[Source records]
────────────────────
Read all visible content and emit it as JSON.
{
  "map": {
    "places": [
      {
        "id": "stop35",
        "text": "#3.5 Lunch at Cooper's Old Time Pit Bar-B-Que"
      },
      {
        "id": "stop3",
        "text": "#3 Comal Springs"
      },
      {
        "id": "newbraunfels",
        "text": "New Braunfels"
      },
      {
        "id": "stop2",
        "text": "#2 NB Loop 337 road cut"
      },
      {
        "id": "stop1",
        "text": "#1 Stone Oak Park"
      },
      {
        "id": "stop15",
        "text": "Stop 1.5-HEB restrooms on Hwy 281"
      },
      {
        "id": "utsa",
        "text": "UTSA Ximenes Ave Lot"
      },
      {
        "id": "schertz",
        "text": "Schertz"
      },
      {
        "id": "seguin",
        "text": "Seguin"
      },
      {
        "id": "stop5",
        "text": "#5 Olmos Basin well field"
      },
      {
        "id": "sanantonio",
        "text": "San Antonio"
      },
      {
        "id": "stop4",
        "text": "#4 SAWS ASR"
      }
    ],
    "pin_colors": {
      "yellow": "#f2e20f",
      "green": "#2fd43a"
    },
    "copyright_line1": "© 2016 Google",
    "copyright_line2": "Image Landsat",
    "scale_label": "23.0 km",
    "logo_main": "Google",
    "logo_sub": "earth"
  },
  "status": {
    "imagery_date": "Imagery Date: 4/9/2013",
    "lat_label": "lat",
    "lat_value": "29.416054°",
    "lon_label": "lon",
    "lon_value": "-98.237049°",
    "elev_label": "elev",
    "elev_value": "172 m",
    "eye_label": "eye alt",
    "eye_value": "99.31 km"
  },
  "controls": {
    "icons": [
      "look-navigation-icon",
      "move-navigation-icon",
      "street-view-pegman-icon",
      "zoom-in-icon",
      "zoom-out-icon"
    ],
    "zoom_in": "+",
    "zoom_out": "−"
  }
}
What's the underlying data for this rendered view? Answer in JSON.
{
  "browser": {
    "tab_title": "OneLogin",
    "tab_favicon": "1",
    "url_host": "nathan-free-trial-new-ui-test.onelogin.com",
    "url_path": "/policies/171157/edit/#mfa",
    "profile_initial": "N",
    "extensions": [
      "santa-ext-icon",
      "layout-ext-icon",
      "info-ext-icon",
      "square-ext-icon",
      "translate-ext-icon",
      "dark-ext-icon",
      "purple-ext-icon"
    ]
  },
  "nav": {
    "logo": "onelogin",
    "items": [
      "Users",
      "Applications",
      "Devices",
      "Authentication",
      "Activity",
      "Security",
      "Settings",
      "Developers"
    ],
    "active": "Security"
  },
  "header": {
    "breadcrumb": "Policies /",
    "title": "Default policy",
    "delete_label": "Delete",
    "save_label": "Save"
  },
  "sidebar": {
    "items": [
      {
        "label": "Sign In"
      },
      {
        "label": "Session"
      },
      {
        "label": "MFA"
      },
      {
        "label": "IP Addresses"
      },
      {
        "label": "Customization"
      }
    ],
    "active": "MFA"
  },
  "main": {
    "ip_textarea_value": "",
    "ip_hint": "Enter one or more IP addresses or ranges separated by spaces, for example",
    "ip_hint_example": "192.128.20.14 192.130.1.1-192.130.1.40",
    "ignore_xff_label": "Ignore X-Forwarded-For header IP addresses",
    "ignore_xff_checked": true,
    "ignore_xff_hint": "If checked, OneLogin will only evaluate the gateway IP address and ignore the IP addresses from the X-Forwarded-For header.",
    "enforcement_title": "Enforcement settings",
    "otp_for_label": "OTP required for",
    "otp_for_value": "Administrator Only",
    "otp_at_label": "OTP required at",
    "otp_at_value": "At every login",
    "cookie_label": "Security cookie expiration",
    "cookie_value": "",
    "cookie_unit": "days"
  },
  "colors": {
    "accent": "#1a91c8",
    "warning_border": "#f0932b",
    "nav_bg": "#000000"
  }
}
────────────────────
:: The request ::
Quote the whole listing above, leaving nothing out.

:: The answer ::
Read all visible content and emit it as JSON.
{
  "map": {
    "places": [
      {
        "id": "stop35",
        "text": "#3.5 Lunch at Cooper's Old Time Pit Bar-B-Que"
      },
      {
        "id": "stop3",
        "text": "#3 Comal Springs"
      },
      {
        "id": "newbraunfels",
        "text": "New Braunfels"
      },
      {
        "id": "stop2",
        "text": "#2 NB Loop 337 road cut"
      },
      {
        "id": "stop1",
        "text": "#1 Stone Oak Park"
      },
      {
        "id": "stop15",
        "text": "Stop 1.5-HEB restrooms on Hwy 281"
      },
      {
        "id": "utsa",
        "text": "UTSA Ximenes Ave Lot"
      },
      {
        "id": "schertz",
        "text": "Schertz"
      },
      {
        "id": "seguin",
        "text": "Seguin"
      },
      {
        "id": "stop5",
        "text": "#5 Olmos Basin well field"
      },
      {
        "id": "sanantonio",
        "text": "San Antonio"
      },
      {
        "id": "stop4",
        "text": "#4 SAWS ASR"
      }
    ],
    "pin_colors": {
      "yellow": "#f2e20f",
      "green": "#2fd43a"
    },
    "copyright_line1": "© 2016 Google",
    "copyright_line2": "Image Landsat",
    "scale_label": "23.0 km",
    "logo_main": "Google",
    "logo_sub": "earth"
  },
  "status": {
    "imagery_date": "Imagery Date: 4/9/2013",
    "lat_label": "lat",
    "lat_value": "29.416054°",
    "lon_label": "lon",
    "lon_value": "-98.237049°",
    "elev_label": "elev",
    "elev_value": "172 m",
    "eye_label": "eye alt",
    "eye_value": "99.31 km"
  },
  "controls": {
    "icons": [
      "look-navigation-icon",
      "move-navigation-icon",
      "street-view-pegman-icon",
      "zoom-in-icon",
      "zoom-out-icon"
    ],
    "zoom_in": "+",
    "zoom_out": "−"
  }
}
What's the underlying data for this rendered view? Answer in JSON.
{
  "browser": {
    "tab_title": "OneLogin",
    "tab_favicon": "1",
    "url_host": "nathan-free-trial-new-ui-test.onelogin.com",
    "url_path": "/policies/171157/edit/#mfa",
    "profile_initial": "N",
    "extensions": [
      "santa-ext-icon",
      "layout-ext-icon",
      "info-ext-icon",
      "square-ext-icon",
      "translate-ext-icon",
      "dark-ext-icon",
      "purple-ext-icon"
    ]
  },
  "nav": {
    "logo": "onelogin",
    "items": [
      "Users",
      "Applications",
      "Devices",
      "Authentication",
      "Activity",
      "Security",
      "Settings",
      "Developers"
    ],
    "active": "Security"
  },
  "header": {
    "breadcrumb": "Policies /",
    "title": "Default policy",
    "delete_label": "Delete",
    "save_label": "Save"
  },
  "sidebar": {
    "items": [
      {
        "label": "Sign In"
      },
      {
        "label": "Session"
      },
      {
        "label": "MFA"
      },
      {
        "label": "IP Addresses"
      },
      {
        "label": "Customization"
      }
    ],
    "active": "MFA"
  },
  "main": {
    "ip_textarea_value": "",
    "ip_hint": "Enter one or more IP addresses or ranges separated by spaces, for example",
    "ip_hint_example": "192.128.20.14 192.130.1.1-192.130.1.40",
    "ignore_xff_label": "Ignore X-Forwarded-For header IP addresses",
    "ignore_xff_checked": true,
    "ignore_xff_hint": "If checked, OneLogin will only evaluate the gateway IP address and ignore the IP addresses from the X-Forwarded-For header.",
    "enforcement_title": "Enforcement settings",
    "otp_for_label": "OTP required for",
    "otp_for_value": "Administrator Only",
    "otp_at_label": "OTP required at",
    "otp_at_value": "At every login",
    "cookie_label": "Security cookie expiration",
    "cookie_value": "",
    "cookie_unit": "days"
  },
  "colors": {
    "accent": "#1a91c8",
    "warning_border": "#f0932b",
    "nav_bg": "#000000"
  }
}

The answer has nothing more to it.